### The exercise
Quote the data below in full, minus the images.

■ ■ ■ ■ ■ ■ ■

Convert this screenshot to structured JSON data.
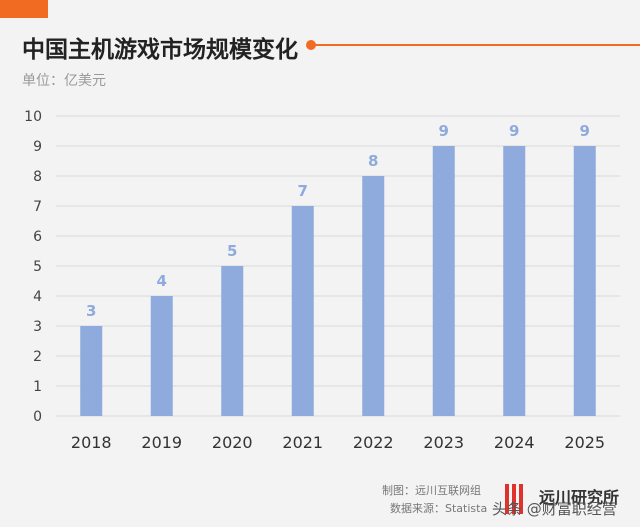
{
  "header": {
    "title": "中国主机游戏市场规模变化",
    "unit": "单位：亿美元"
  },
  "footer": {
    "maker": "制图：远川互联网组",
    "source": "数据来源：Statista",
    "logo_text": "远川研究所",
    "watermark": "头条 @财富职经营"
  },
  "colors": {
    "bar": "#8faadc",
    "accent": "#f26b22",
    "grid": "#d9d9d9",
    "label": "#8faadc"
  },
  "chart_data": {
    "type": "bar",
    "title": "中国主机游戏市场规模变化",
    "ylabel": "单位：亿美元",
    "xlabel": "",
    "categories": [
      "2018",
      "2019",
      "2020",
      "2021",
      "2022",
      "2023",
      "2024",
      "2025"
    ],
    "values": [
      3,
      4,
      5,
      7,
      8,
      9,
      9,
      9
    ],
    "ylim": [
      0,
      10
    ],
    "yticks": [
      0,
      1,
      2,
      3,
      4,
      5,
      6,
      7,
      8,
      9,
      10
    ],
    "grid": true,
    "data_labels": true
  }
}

■ ■ ■ ■ ■ ■ ■

### Written answer
Convert this screenshot to structured JSON data.
{
  "header": {
    "title": "中国主机游戏市场规模变化",
    "unit": "单位：亿美元"
  },
  "footer": {
    "maker": "制图：远川互联网组",
    "source": "数据来源：Statista",
    "logo_text": "远川研究所",
    "watermark": "头条 @财富职经营"
  },
  "colors": {
    "bar": "#8faadc",
    "accent": "#f26b22",
    "grid": "#d9d9d9",
    "label": "#8faadc"
  },
  "chart_data": {
    "type": "bar",
    "title": "中国主机游戏市场规模变化",
    "ylabel": "单位：亿美元",
    "xlabel": "",
    "categories": [
      "2018",
      "2019",
      "2020",
      "2021",
      "2022",
      "2023",
      "2024",
      "2025"
    ],
    "values": [
      3,
      4,
      5,
      7,
      8,
      9,
      9,
      9
    ],
    "ylim": [
      0,
      10
    ],
    "yticks": [
      0,
      1,
      2,
      3,
      4,
      5,
      6,
      7,
      8,
      9,
      10
    ],
    "grid": true,
    "data_labels": true
  }
}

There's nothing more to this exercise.